[start TASK DATA]

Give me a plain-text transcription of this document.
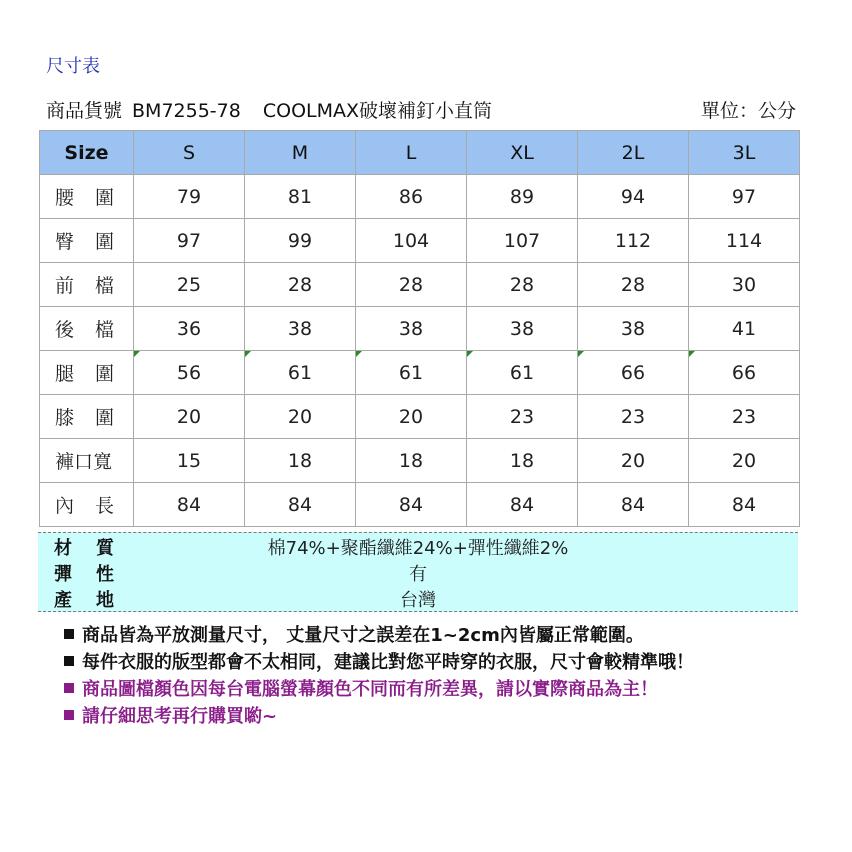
尺寸表
商品貨號 BM7255-78 COOLMAX破壞補釘小直筒	單位：公分
Size	S	M	L	XL	2L	3L
腰 圍	79	81	86	89	94	97
臀 圍	97	99	104	107	112	114
前 檔	25	28	28	28	28	30
後 檔	36	38	38	38	38	41
腿 圍	56	61	61	61	66	66
膝 圍	20	20	20	23	23	23
褲口寬	15	18	18	18	20	20
內 長	84	84	84	84	84	84
材 質	棉74%+聚酯纖維24%+彈性纖維2%
彈 性	有
產 地	台灣
商品皆為平放測量尺寸， 丈量尺寸之誤差在1~2cm內皆屬正常範圍。
每件衣服的版型都會不太相同，建議比對您平時穿的衣服，尺寸會較精準哦！
商品圖檔顏色因每台電腦螢幕顏色不同而有所差異，請以實際商品為主！
請仔細思考再行購買喲~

[end TASK DATA]

> [EXERCISE]:
Omit the pictures. Output every record above word for word.

> [EXERCISE ANSWER]:
Give me a plain-text transcription of this document.
尺寸表
商品貨號 BM7255-78 COOLMAX破壞補釘小直筒	單位：公分
Size	S	M	L	XL	2L	3L
腰 圍	79	81	86	89	94	97
臀 圍	97	99	104	107	112	114
前 檔	25	28	28	28	28	30
後 檔	36	38	38	38	38	41
腿 圍	56	61	61	61	66	66
膝 圍	20	20	20	23	23	23
褲口寬	15	18	18	18	20	20
內 長	84	84	84	84	84	84
材 質	棉74%+聚酯纖維24%+彈性纖維2%
彈 性	有
產 地	台灣
商品皆為平放測量尺寸， 丈量尺寸之誤差在1~2cm內皆屬正常範圍。
每件衣服的版型都會不太相同，建議比對您平時穿的衣服，尺寸會較精準哦！
商品圖檔顏色因每台電腦螢幕顏色不同而有所差異，請以實際商品為主！
請仔細思考再行購買喲~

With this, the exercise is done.